Directive ::
Reproduce each line of the material exactly, minus any picture.
--------------------
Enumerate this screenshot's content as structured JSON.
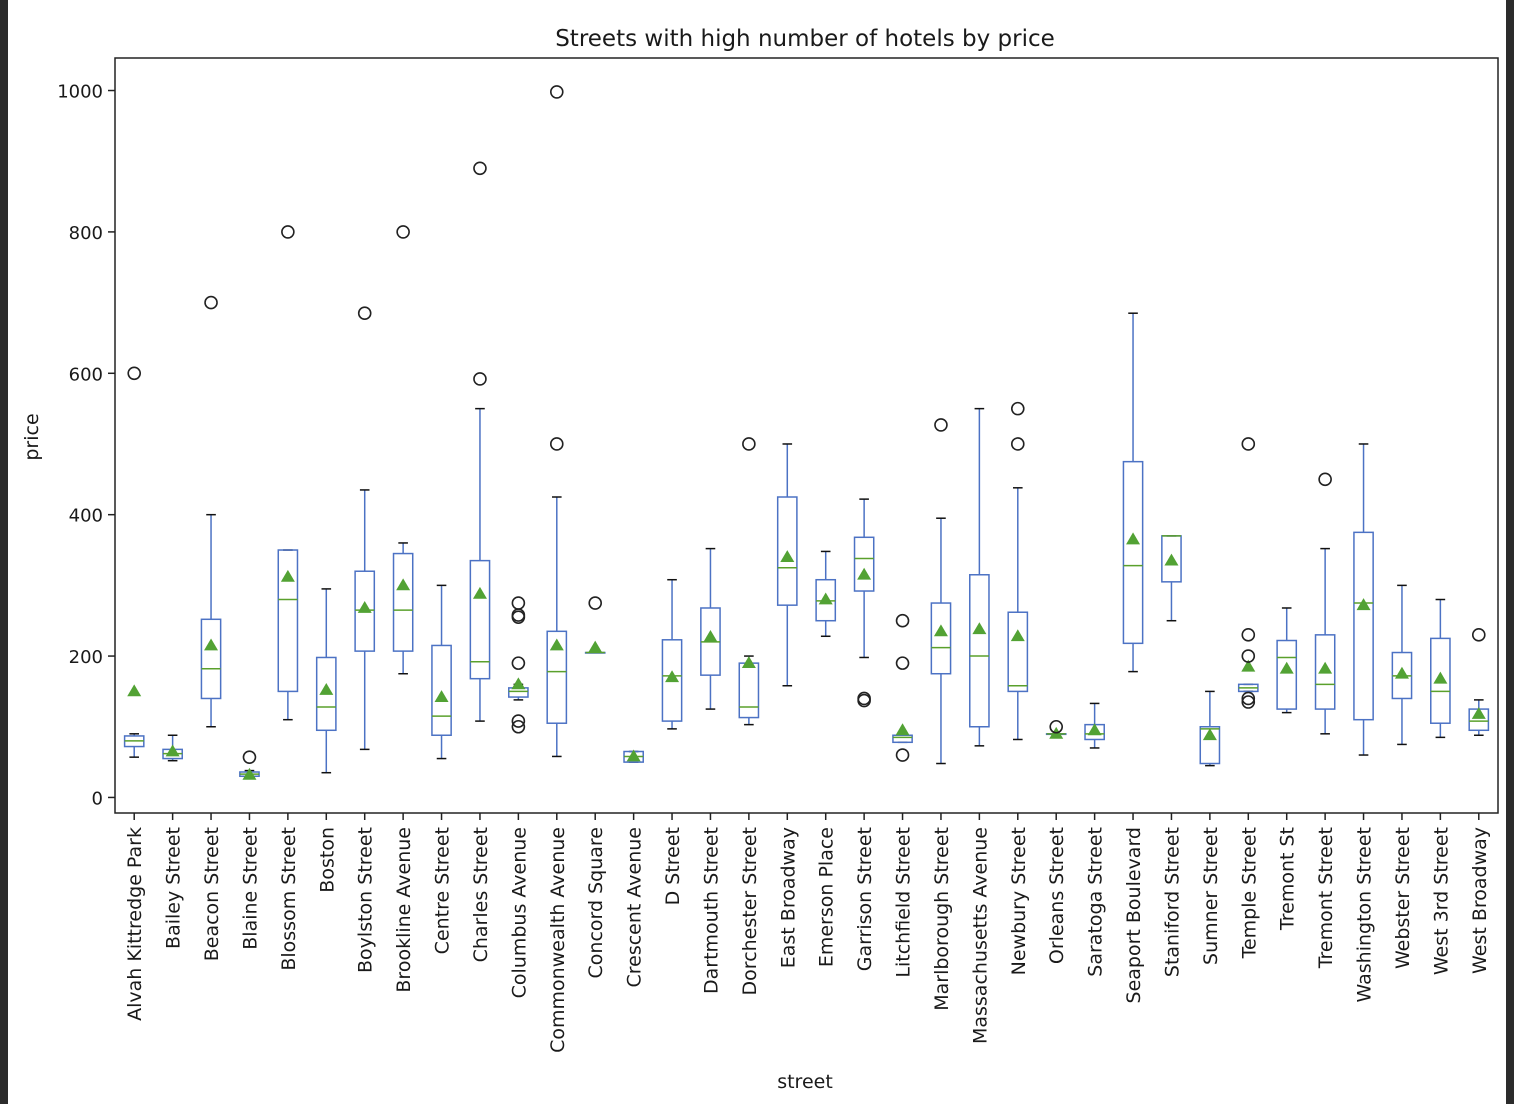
{
  "chart_data": {
    "type": "box",
    "title": "Streets with high number of hotels by price",
    "xlabel": "street",
    "ylabel": "price",
    "ylim": [
      -22,
      1046
    ],
    "yticks": [
      0,
      200,
      400,
      600,
      800,
      1000
    ],
    "colors": {
      "box": "#4c72c4",
      "median": "#5aa02c",
      "mean": "#52a234",
      "outlier": "#222222"
    },
    "categories": [
      "Alvah Kittredge Park",
      "Bailey Street",
      "Beacon Street",
      "Blaine Street",
      "Blossom Street",
      "Boston",
      "Boylston Street",
      "Brookline Avenue",
      "Centre Street",
      "Charles Street",
      "Columbus Avenue",
      "Commonwealth Avenue",
      "Concord Square",
      "Crescent Avenue",
      "D Street",
      "Dartmouth Street",
      "Dorchester Street",
      "East Broadway",
      "Emerson Place",
      "Garrison Street",
      "Litchfield Street",
      "Marlborough Street",
      "Massachusetts Avenue",
      "Newbury Street",
      "Orleans Street",
      "Saratoga Street",
      "Seaport Boulevard",
      "Staniford Street",
      "Sumner Street",
      "Temple Street",
      "Tremont St",
      "Tremont Street",
      "Washington Street",
      "Webster Street",
      "West 3rd Street",
      "West Broadway"
    ],
    "boxes": [
      {
        "whislo": 57,
        "q1": 72,
        "med": 80,
        "q3": 87,
        "whishi": 90,
        "mean": 150,
        "fliers": [
          600
        ]
      },
      {
        "whislo": 52,
        "q1": 55,
        "med": 62,
        "q3": 68,
        "whishi": 88,
        "mean": 65,
        "fliers": []
      },
      {
        "whislo": 100,
        "q1": 140,
        "med": 182,
        "q3": 252,
        "whishi": 400,
        "mean": 215,
        "fliers": [
          700
        ]
      },
      {
        "whislo": 28,
        "q1": 30,
        "med": 33,
        "q3": 36,
        "whishi": 38,
        "mean": 32,
        "fliers": [
          57
        ]
      },
      {
        "whislo": 110,
        "q1": 150,
        "med": 280,
        "q3": 350,
        "whishi": 350,
        "mean": 312,
        "fliers": [
          800
        ]
      },
      {
        "whislo": 35,
        "q1": 95,
        "med": 128,
        "q3": 198,
        "whishi": 295,
        "mean": 152,
        "fliers": []
      },
      {
        "whislo": 68,
        "q1": 207,
        "med": 265,
        "q3": 320,
        "whishi": 435,
        "mean": 268,
        "fliers": [
          685
        ]
      },
      {
        "whislo": 175,
        "q1": 207,
        "med": 265,
        "q3": 345,
        "whishi": 360,
        "mean": 300,
        "fliers": [
          800
        ]
      },
      {
        "whislo": 55,
        "q1": 88,
        "med": 115,
        "q3": 215,
        "whishi": 300,
        "mean": 142,
        "fliers": []
      },
      {
        "whislo": 108,
        "q1": 168,
        "med": 192,
        "q3": 335,
        "whishi": 550,
        "mean": 288,
        "fliers": [
          592,
          890
        ]
      },
      {
        "whislo": 138,
        "q1": 142,
        "med": 150,
        "q3": 155,
        "whishi": 160,
        "mean": 160,
        "fliers": [
          100,
          108,
          190,
          255,
          258,
          275
        ]
      },
      {
        "whislo": 58,
        "q1": 105,
        "med": 178,
        "q3": 235,
        "whishi": 425,
        "mean": 215,
        "fliers": [
          500,
          998
        ]
      },
      {
        "whislo": 205,
        "q1": 205,
        "med": 205,
        "q3": 205,
        "whishi": 205,
        "mean": 212,
        "fliers": [
          275
        ]
      },
      {
        "whislo": 50,
        "q1": 50,
        "med": 58,
        "q3": 65,
        "whishi": 65,
        "mean": 58,
        "fliers": []
      },
      {
        "whislo": 97,
        "q1": 108,
        "med": 172,
        "q3": 223,
        "whishi": 308,
        "mean": 170,
        "fliers": []
      },
      {
        "whislo": 125,
        "q1": 173,
        "med": 220,
        "q3": 268,
        "whishi": 352,
        "mean": 227,
        "fliers": []
      },
      {
        "whislo": 103,
        "q1": 113,
        "med": 128,
        "q3": 190,
        "whishi": 200,
        "mean": 190,
        "fliers": [
          500
        ]
      },
      {
        "whislo": 158,
        "q1": 272,
        "med": 325,
        "q3": 425,
        "whishi": 500,
        "mean": 340,
        "fliers": []
      },
      {
        "whislo": 228,
        "q1": 250,
        "med": 278,
        "q3": 308,
        "whishi": 348,
        "mean": 280,
        "fliers": []
      },
      {
        "whislo": 198,
        "q1": 292,
        "med": 338,
        "q3": 368,
        "whishi": 422,
        "mean": 315,
        "fliers": [
          137,
          140
        ]
      },
      {
        "whislo": 78,
        "q1": 78,
        "med": 85,
        "q3": 88,
        "whishi": 90,
        "mean": 95,
        "fliers": [
          60,
          190,
          250
        ]
      },
      {
        "whislo": 48,
        "q1": 175,
        "med": 212,
        "q3": 275,
        "whishi": 395,
        "mean": 235,
        "fliers": [
          527
        ]
      },
      {
        "whislo": 73,
        "q1": 100,
        "med": 200,
        "q3": 315,
        "whishi": 550,
        "mean": 238,
        "fliers": []
      },
      {
        "whislo": 82,
        "q1": 150,
        "med": 158,
        "q3": 262,
        "whishi": 438,
        "mean": 228,
        "fliers": [
          500,
          550
        ]
      },
      {
        "whislo": 90,
        "q1": 90,
        "med": 90,
        "q3": 90,
        "whishi": 90,
        "mean": 90,
        "fliers": [
          100
        ]
      },
      {
        "whislo": 70,
        "q1": 82,
        "med": 90,
        "q3": 103,
        "whishi": 133,
        "mean": 95,
        "fliers": []
      },
      {
        "whislo": 178,
        "q1": 218,
        "med": 328,
        "q3": 475,
        "whishi": 685,
        "mean": 365,
        "fliers": []
      },
      {
        "whislo": 250,
        "q1": 305,
        "med": 370,
        "q3": 370,
        "whishi": 370,
        "mean": 335,
        "fliers": []
      },
      {
        "whislo": 45,
        "q1": 48,
        "med": 97,
        "q3": 100,
        "whishi": 150,
        "mean": 88,
        "fliers": []
      },
      {
        "whislo": 150,
        "q1": 150,
        "med": 155,
        "q3": 160,
        "whishi": 160,
        "mean": 185,
        "fliers": [
          135,
          140,
          200,
          230,
          500
        ]
      },
      {
        "whislo": 120,
        "q1": 125,
        "med": 198,
        "q3": 222,
        "whishi": 268,
        "mean": 182,
        "fliers": []
      },
      {
        "whislo": 90,
        "q1": 125,
        "med": 160,
        "q3": 230,
        "whishi": 352,
        "mean": 182,
        "fliers": [
          450
        ]
      },
      {
        "whislo": 60,
        "q1": 110,
        "med": 275,
        "q3": 375,
        "whishi": 500,
        "mean": 272,
        "fliers": []
      },
      {
        "whislo": 75,
        "q1": 140,
        "med": 172,
        "q3": 205,
        "whishi": 300,
        "mean": 175,
        "fliers": []
      },
      {
        "whislo": 85,
        "q1": 105,
        "med": 150,
        "q3": 225,
        "whishi": 280,
        "mean": 168,
        "fliers": []
      },
      {
        "whislo": 88,
        "q1": 95,
        "med": 108,
        "q3": 125,
        "whishi": 138,
        "mean": 118,
        "fliers": [
          230
        ]
      }
    ]
  }
}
--------------------
Solution below ::
Enumerate this screenshot's content as structured JSON.
{
  "chart_data": {
    "type": "box",
    "title": "Streets with high number of hotels by price",
    "xlabel": "street",
    "ylabel": "price",
    "ylim": [
      -22,
      1046
    ],
    "yticks": [
      0,
      200,
      400,
      600,
      800,
      1000
    ],
    "colors": {
      "box": "#4c72c4",
      "median": "#5aa02c",
      "mean": "#52a234",
      "outlier": "#222222"
    },
    "categories": [
      "Alvah Kittredge Park",
      "Bailey Street",
      "Beacon Street",
      "Blaine Street",
      "Blossom Street",
      "Boston",
      "Boylston Street",
      "Brookline Avenue",
      "Centre Street",
      "Charles Street",
      "Columbus Avenue",
      "Commonwealth Avenue",
      "Concord Square",
      "Crescent Avenue",
      "D Street",
      "Dartmouth Street",
      "Dorchester Street",
      "East Broadway",
      "Emerson Place",
      "Garrison Street",
      "Litchfield Street",
      "Marlborough Street",
      "Massachusetts Avenue",
      "Newbury Street",
      "Orleans Street",
      "Saratoga Street",
      "Seaport Boulevard",
      "Staniford Street",
      "Sumner Street",
      "Temple Street",
      "Tremont St",
      "Tremont Street",
      "Washington Street",
      "Webster Street",
      "West 3rd Street",
      "West Broadway"
    ],
    "boxes": [
      {
        "whislo": 57,
        "q1": 72,
        "med": 80,
        "q3": 87,
        "whishi": 90,
        "mean": 150,
        "fliers": [
          600
        ]
      },
      {
        "whislo": 52,
        "q1": 55,
        "med": 62,
        "q3": 68,
        "whishi": 88,
        "mean": 65,
        "fliers": []
      },
      {
        "whislo": 100,
        "q1": 140,
        "med": 182,
        "q3": 252,
        "whishi": 400,
        "mean": 215,
        "fliers": [
          700
        ]
      },
      {
        "whislo": 28,
        "q1": 30,
        "med": 33,
        "q3": 36,
        "whishi": 38,
        "mean": 32,
        "fliers": [
          57
        ]
      },
      {
        "whislo": 110,
        "q1": 150,
        "med": 280,
        "q3": 350,
        "whishi": 350,
        "mean": 312,
        "fliers": [
          800
        ]
      },
      {
        "whislo": 35,
        "q1": 95,
        "med": 128,
        "q3": 198,
        "whishi": 295,
        "mean": 152,
        "fliers": []
      },
      {
        "whislo": 68,
        "q1": 207,
        "med": 265,
        "q3": 320,
        "whishi": 435,
        "mean": 268,
        "fliers": [
          685
        ]
      },
      {
        "whislo": 175,
        "q1": 207,
        "med": 265,
        "q3": 345,
        "whishi": 360,
        "mean": 300,
        "fliers": [
          800
        ]
      },
      {
        "whislo": 55,
        "q1": 88,
        "med": 115,
        "q3": 215,
        "whishi": 300,
        "mean": 142,
        "fliers": []
      },
      {
        "whislo": 108,
        "q1": 168,
        "med": 192,
        "q3": 335,
        "whishi": 550,
        "mean": 288,
        "fliers": [
          592,
          890
        ]
      },
      {
        "whislo": 138,
        "q1": 142,
        "med": 150,
        "q3": 155,
        "whishi": 160,
        "mean": 160,
        "fliers": [
          100,
          108,
          190,
          255,
          258,
          275
        ]
      },
      {
        "whislo": 58,
        "q1": 105,
        "med": 178,
        "q3": 235,
        "whishi": 425,
        "mean": 215,
        "fliers": [
          500,
          998
        ]
      },
      {
        "whislo": 205,
        "q1": 205,
        "med": 205,
        "q3": 205,
        "whishi": 205,
        "mean": 212,
        "fliers": [
          275
        ]
      },
      {
        "whislo": 50,
        "q1": 50,
        "med": 58,
        "q3": 65,
        "whishi": 65,
        "mean": 58,
        "fliers": []
      },
      {
        "whislo": 97,
        "q1": 108,
        "med": 172,
        "q3": 223,
        "whishi": 308,
        "mean": 170,
        "fliers": []
      },
      {
        "whislo": 125,
        "q1": 173,
        "med": 220,
        "q3": 268,
        "whishi": 352,
        "mean": 227,
        "fliers": []
      },
      {
        "whislo": 103,
        "q1": 113,
        "med": 128,
        "q3": 190,
        "whishi": 200,
        "mean": 190,
        "fliers": [
          500
        ]
      },
      {
        "whislo": 158,
        "q1": 272,
        "med": 325,
        "q3": 425,
        "whishi": 500,
        "mean": 340,
        "fliers": []
      },
      {
        "whislo": 228,
        "q1": 250,
        "med": 278,
        "q3": 308,
        "whishi": 348,
        "mean": 280,
        "fliers": []
      },
      {
        "whislo": 198,
        "q1": 292,
        "med": 338,
        "q3": 368,
        "whishi": 422,
        "mean": 315,
        "fliers": [
          137,
          140
        ]
      },
      {
        "whislo": 78,
        "q1": 78,
        "med": 85,
        "q3": 88,
        "whishi": 90,
        "mean": 95,
        "fliers": [
          60,
          190,
          250
        ]
      },
      {
        "whislo": 48,
        "q1": 175,
        "med": 212,
        "q3": 275,
        "whishi": 395,
        "mean": 235,
        "fliers": [
          527
        ]
      },
      {
        "whislo": 73,
        "q1": 100,
        "med": 200,
        "q3": 315,
        "whishi": 550,
        "mean": 238,
        "fliers": []
      },
      {
        "whislo": 82,
        "q1": 150,
        "med": 158,
        "q3": 262,
        "whishi": 438,
        "mean": 228,
        "fliers": [
          500,
          550
        ]
      },
      {
        "whislo": 90,
        "q1": 90,
        "med": 90,
        "q3": 90,
        "whishi": 90,
        "mean": 90,
        "fliers": [
          100
        ]
      },
      {
        "whislo": 70,
        "q1": 82,
        "med": 90,
        "q3": 103,
        "whishi": 133,
        "mean": 95,
        "fliers": []
      },
      {
        "whislo": 178,
        "q1": 218,
        "med": 328,
        "q3": 475,
        "whishi": 685,
        "mean": 365,
        "fliers": []
      },
      {
        "whislo": 250,
        "q1": 305,
        "med": 370,
        "q3": 370,
        "whishi": 370,
        "mean": 335,
        "fliers": []
      },
      {
        "whislo": 45,
        "q1": 48,
        "med": 97,
        "q3": 100,
        "whishi": 150,
        "mean": 88,
        "fliers": []
      },
      {
        "whislo": 150,
        "q1": 150,
        "med": 155,
        "q3": 160,
        "whishi": 160,
        "mean": 185,
        "fliers": [
          135,
          140,
          200,
          230,
          500
        ]
      },
      {
        "whislo": 120,
        "q1": 125,
        "med": 198,
        "q3": 222,
        "whishi": 268,
        "mean": 182,
        "fliers": []
      },
      {
        "whislo": 90,
        "q1": 125,
        "med": 160,
        "q3": 230,
        "whishi": 352,
        "mean": 182,
        "fliers": [
          450
        ]
      },
      {
        "whislo": 60,
        "q1": 110,
        "med": 275,
        "q3": 375,
        "whishi": 500,
        "mean": 272,
        "fliers": []
      },
      {
        "whislo": 75,
        "q1": 140,
        "med": 172,
        "q3": 205,
        "whishi": 300,
        "mean": 175,
        "fliers": []
      },
      {
        "whislo": 85,
        "q1": 105,
        "med": 150,
        "q3": 225,
        "whishi": 280,
        "mean": 168,
        "fliers": []
      },
      {
        "whislo": 88,
        "q1": 95,
        "med": 108,
        "q3": 125,
        "whishi": 138,
        "mean": 118,
        "fliers": [
          230
        ]
      }
    ]
  }
}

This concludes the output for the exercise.